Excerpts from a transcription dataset
=== Begin Enclosure ===

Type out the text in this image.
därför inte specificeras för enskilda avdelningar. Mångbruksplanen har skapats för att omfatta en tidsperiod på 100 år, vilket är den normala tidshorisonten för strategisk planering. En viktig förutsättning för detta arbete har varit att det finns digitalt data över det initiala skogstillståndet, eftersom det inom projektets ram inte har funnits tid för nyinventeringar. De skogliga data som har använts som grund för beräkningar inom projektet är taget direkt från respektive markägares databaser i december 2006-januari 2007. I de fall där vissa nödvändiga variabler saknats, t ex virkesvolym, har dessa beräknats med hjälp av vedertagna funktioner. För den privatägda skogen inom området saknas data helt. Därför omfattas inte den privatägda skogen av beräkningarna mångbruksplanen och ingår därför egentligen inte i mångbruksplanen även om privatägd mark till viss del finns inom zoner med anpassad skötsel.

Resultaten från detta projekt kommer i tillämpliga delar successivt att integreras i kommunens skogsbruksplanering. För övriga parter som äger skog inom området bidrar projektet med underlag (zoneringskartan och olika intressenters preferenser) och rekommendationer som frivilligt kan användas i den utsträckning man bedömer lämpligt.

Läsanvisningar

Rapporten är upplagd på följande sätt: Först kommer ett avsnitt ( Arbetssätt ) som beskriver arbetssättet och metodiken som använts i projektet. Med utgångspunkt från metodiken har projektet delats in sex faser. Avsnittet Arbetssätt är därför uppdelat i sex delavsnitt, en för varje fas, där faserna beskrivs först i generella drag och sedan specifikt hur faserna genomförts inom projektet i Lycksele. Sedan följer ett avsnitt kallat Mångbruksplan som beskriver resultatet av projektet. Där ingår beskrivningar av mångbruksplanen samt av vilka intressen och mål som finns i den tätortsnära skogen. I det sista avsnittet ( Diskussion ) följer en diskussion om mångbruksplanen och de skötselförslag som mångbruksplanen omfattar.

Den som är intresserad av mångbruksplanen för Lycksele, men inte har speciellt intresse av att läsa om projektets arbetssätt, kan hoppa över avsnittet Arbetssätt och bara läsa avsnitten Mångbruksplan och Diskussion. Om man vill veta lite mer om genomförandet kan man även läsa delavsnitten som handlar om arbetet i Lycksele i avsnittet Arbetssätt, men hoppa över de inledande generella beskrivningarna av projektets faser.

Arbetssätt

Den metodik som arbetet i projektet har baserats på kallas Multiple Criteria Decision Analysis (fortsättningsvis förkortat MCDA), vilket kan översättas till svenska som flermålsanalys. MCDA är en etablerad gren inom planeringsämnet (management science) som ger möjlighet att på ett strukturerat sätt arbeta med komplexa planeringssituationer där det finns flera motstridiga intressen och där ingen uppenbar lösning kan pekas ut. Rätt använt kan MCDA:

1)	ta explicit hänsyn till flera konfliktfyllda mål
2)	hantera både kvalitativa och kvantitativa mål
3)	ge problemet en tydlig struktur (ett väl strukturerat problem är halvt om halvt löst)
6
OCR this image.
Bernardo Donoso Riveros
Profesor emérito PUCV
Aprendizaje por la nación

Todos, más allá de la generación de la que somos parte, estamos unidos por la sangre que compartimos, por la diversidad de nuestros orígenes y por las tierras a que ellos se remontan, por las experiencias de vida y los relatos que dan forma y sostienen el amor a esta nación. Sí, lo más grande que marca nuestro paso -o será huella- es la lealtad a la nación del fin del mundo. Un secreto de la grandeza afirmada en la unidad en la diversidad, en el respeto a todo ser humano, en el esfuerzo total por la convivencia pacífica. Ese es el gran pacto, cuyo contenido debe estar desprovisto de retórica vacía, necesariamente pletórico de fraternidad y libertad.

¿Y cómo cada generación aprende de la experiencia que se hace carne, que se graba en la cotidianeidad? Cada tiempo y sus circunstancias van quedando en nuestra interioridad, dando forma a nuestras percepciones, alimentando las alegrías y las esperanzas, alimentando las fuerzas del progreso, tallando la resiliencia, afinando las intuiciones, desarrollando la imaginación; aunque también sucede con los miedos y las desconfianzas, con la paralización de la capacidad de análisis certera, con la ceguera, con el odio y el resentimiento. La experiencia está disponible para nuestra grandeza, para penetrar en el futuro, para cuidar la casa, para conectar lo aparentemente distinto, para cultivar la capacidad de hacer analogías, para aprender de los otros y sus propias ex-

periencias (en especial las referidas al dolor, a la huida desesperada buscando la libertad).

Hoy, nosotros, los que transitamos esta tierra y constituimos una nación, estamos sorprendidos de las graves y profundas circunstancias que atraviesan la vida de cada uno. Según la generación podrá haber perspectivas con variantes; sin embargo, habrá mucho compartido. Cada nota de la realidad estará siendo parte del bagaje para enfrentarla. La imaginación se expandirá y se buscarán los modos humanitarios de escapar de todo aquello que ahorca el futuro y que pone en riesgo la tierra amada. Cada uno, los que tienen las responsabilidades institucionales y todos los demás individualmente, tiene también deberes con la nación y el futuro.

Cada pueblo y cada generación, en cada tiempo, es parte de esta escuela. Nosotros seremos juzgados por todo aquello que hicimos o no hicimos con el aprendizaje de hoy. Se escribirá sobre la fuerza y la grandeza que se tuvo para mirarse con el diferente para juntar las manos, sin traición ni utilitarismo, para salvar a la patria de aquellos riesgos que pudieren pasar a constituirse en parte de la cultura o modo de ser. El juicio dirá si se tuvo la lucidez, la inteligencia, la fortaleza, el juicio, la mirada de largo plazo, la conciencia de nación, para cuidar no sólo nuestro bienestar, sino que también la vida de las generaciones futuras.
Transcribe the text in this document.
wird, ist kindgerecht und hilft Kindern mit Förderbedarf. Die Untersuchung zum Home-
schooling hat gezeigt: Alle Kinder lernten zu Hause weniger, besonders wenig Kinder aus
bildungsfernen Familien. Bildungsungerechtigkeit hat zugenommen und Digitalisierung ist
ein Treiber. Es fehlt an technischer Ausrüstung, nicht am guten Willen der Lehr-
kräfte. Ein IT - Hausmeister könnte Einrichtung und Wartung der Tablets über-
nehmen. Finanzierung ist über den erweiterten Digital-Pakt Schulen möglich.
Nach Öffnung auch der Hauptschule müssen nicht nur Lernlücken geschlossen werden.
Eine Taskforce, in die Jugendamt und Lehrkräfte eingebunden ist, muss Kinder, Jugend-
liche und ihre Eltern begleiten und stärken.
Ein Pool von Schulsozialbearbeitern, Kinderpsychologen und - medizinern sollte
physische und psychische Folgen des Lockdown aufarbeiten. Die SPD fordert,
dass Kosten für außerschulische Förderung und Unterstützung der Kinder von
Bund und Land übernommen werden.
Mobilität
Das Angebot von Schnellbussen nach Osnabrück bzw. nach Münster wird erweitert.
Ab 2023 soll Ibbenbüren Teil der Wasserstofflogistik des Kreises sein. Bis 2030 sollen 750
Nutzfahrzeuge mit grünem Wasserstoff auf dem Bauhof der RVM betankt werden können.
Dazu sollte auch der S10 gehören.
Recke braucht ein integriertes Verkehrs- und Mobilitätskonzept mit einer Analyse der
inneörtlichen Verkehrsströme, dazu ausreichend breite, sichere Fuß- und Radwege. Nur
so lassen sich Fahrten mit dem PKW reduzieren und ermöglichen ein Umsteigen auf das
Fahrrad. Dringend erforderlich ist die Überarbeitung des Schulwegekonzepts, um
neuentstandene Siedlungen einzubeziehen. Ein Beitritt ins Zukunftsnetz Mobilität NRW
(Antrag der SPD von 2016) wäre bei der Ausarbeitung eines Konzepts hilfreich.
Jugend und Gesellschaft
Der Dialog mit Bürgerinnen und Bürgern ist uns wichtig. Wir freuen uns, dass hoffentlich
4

=== End Enclosure ===

> EXERCISE INSTRUCTIONS:
Print the records again in full, exactly as they appear above.

> RESPONSE:
Type out the text in this image.
därför inte specificeras för enskilda avdelningar. Mångbruksplanen har skapats för att omfatta en tidsperiod på 100 år, vilket är den normala tidshorisonten för strategisk planering. En viktig förutsättning för detta arbete har varit att det finns digitalt data över det initiala skogstillståndet, eftersom det inom projektets ram inte har funnits tid för nyinventeringar. De skogliga data som har använts som grund för beräkningar inom projektet är taget direkt från respektive markägares databaser i december 2006-januari 2007. I de fall där vissa nödvändiga variabler saknats, t ex virkesvolym, har dessa beräknats med hjälp av vedertagna funktioner. För den privatägda skogen inom området saknas data helt. Därför omfattas inte den privatägda skogen av beräkningarna mångbruksplanen och ingår därför egentligen inte i mångbruksplanen även om privatägd mark till viss del finns inom zoner med anpassad skötsel.

Resultaten från detta projekt kommer i tillämpliga delar successivt att integreras i kommunens skogsbruksplanering. För övriga parter som äger skog inom området bidrar projektet med underlag (zoneringskartan och olika intressenters preferenser) och rekommendationer som frivilligt kan användas i den utsträckning man bedömer lämpligt.

Läsanvisningar

Rapporten är upplagd på följande sätt: Först kommer ett avsnitt ( Arbetssätt ) som beskriver arbetssättet och metodiken som använts i projektet. Med utgångspunkt från metodiken har projektet delats in sex faser. Avsnittet Arbetssätt är därför uppdelat i sex delavsnitt, en för varje fas, där faserna beskrivs först i generella drag och sedan specifikt hur faserna genomförts inom projektet i Lycksele. Sedan följer ett avsnitt kallat Mångbruksplan som beskriver resultatet av projektet. Där ingår beskrivningar av mångbruksplanen samt av vilka intressen och mål som finns i den tätortsnära skogen. I det sista avsnittet ( Diskussion ) följer en diskussion om mångbruksplanen och de skötselförslag som mångbruksplanen omfattar.

Den som är intresserad av mångbruksplanen för Lycksele, men inte har speciellt intresse av att läsa om projektets arbetssätt, kan hoppa över avsnittet Arbetssätt och bara läsa avsnitten Mångbruksplan och Diskussion. Om man vill veta lite mer om genomförandet kan man även läsa delavsnitten som handlar om arbetet i Lycksele i avsnittet Arbetssätt, men hoppa över de inledande generella beskrivningarna av projektets faser.

Arbetssätt

Den metodik som arbetet i projektet har baserats på kallas Multiple Criteria Decision Analysis (fortsättningsvis förkortat MCDA), vilket kan översättas till svenska som flermålsanalys. MCDA är en etablerad gren inom planeringsämnet (management science) som ger möjlighet att på ett strukturerat sätt arbeta med komplexa planeringssituationer där det finns flera motstridiga intressen och där ingen uppenbar lösning kan pekas ut. Rätt använt kan MCDA:

1)	ta explicit hänsyn till flera konfliktfyllda mål
2)	hantera både kvalitativa och kvantitativa mål
3)	ge problemet en tydlig struktur (ett väl strukturerat problem är halvt om halvt löst)
6
OCR this image.
Bernardo Donoso Riveros
Profesor emérito PUCV
Aprendizaje por la nación

Todos, más allá de la generación de la que somos parte, estamos unidos por la sangre que compartimos, por la diversidad de nuestros orígenes y por las tierras a que ellos se remontan, por las experiencias de vida y los relatos que dan forma y sostienen el amor a esta nación. Sí, lo más grande que marca nuestro paso -o será huella- es la lealtad a la nación del fin del mundo. Un secreto de la grandeza afirmada en la unidad en la diversidad, en el respeto a todo ser humano, en el esfuerzo total por la convivencia pacífica. Ese es el gran pacto, cuyo contenido debe estar desprovisto de retórica vacía, necesariamente pletórico de fraternidad y libertad.

¿Y cómo cada generación aprende de la experiencia que se hace carne, que se graba en la cotidianeidad? Cada tiempo y sus circunstancias van quedando en nuestra interioridad, dando forma a nuestras percepciones, alimentando las alegrías y las esperanzas, alimentando las fuerzas del progreso, tallando la resiliencia, afinando las intuiciones, desarrollando la imaginación; aunque también sucede con los miedos y las desconfianzas, con la paralización de la capacidad de análisis certera, con la ceguera, con el odio y el resentimiento. La experiencia está disponible para nuestra grandeza, para penetrar en el futuro, para cuidar la casa, para conectar lo aparentemente distinto, para cultivar la capacidad de hacer analogías, para aprender de los otros y sus propias ex-

periencias (en especial las referidas al dolor, a la huida desesperada buscando la libertad).

Hoy, nosotros, los que transitamos esta tierra y constituimos una nación, estamos sorprendidos de las graves y profundas circunstancias que atraviesan la vida de cada uno. Según la generación podrá haber perspectivas con variantes; sin embargo, habrá mucho compartido. Cada nota de la realidad estará siendo parte del bagaje para enfrentarla. La imaginación se expandirá y se buscarán los modos humanitarios de escapar de todo aquello que ahorca el futuro y que pone en riesgo la tierra amada. Cada uno, los que tienen las responsabilidades institucionales y todos los demás individualmente, tiene también deberes con la nación y el futuro.

Cada pueblo y cada generación, en cada tiempo, es parte de esta escuela. Nosotros seremos juzgados por todo aquello que hicimos o no hicimos con el aprendizaje de hoy. Se escribirá sobre la fuerza y la grandeza que se tuvo para mirarse con el diferente para juntar las manos, sin traición ni utilitarismo, para salvar a la patria de aquellos riesgos que pudieren pasar a constituirse en parte de la cultura o modo de ser. El juicio dirá si se tuvo la lucidez, la inteligencia, la fortaleza, el juicio, la mirada de largo plazo, la conciencia de nación, para cuidar no sólo nuestro bienestar, sino que también la vida de las generaciones futuras.
Transcribe the text in this document.
wird, ist kindgerecht und hilft Kindern mit Förderbedarf. Die Untersuchung zum Home-
schooling hat gezeigt: Alle Kinder lernten zu Hause weniger, besonders wenig Kinder aus
bildungsfernen Familien. Bildungsungerechtigkeit hat zugenommen und Digitalisierung ist
ein Treiber. Es fehlt an technischer Ausrüstung, nicht am guten Willen der Lehr-
kräfte. Ein IT - Hausmeister könnte Einrichtung und Wartung der Tablets über-
nehmen. Finanzierung ist über den erweiterten Digital-Pakt Schulen möglich.
Nach Öffnung auch der Hauptschule müssen nicht nur Lernlücken geschlossen werden.
Eine Taskforce, in die Jugendamt und Lehrkräfte eingebunden ist, muss Kinder, Jugend-
liche und ihre Eltern begleiten und stärken.
Ein Pool von Schulsozialbearbeitern, Kinderpsychologen und - medizinern sollte
physische und psychische Folgen des Lockdown aufarbeiten. Die SPD fordert,
dass Kosten für außerschulische Förderung und Unterstützung der Kinder von
Bund und Land übernommen werden.
Mobilität
Das Angebot von Schnellbussen nach Osnabrück bzw. nach Münster wird erweitert.
Ab 2023 soll Ibbenbüren Teil der Wasserstofflogistik des Kreises sein. Bis 2030 sollen 750
Nutzfahrzeuge mit grünem Wasserstoff auf dem Bauhof der RVM betankt werden können.
Dazu sollte auch der S10 gehören.
Recke braucht ein integriertes Verkehrs- und Mobilitätskonzept mit einer Analyse der
inneörtlichen Verkehrsströme, dazu ausreichend breite, sichere Fuß- und Radwege. Nur
so lassen sich Fahrten mit dem PKW reduzieren und ermöglichen ein Umsteigen auf das
Fahrrad. Dringend erforderlich ist die Überarbeitung des Schulwegekonzepts, um
neuentstandene Siedlungen einzubeziehen. Ein Beitritt ins Zukunftsnetz Mobilität NRW
(Antrag der SPD von 2016) wäre bei der Ausarbeitung eines Konzepts hilfreich.
Jugend und Gesellschaft
Der Dialog mit Bürgerinnen und Bürgern ist uns wichtig. Wir freuen uns, dass hoffentlich
4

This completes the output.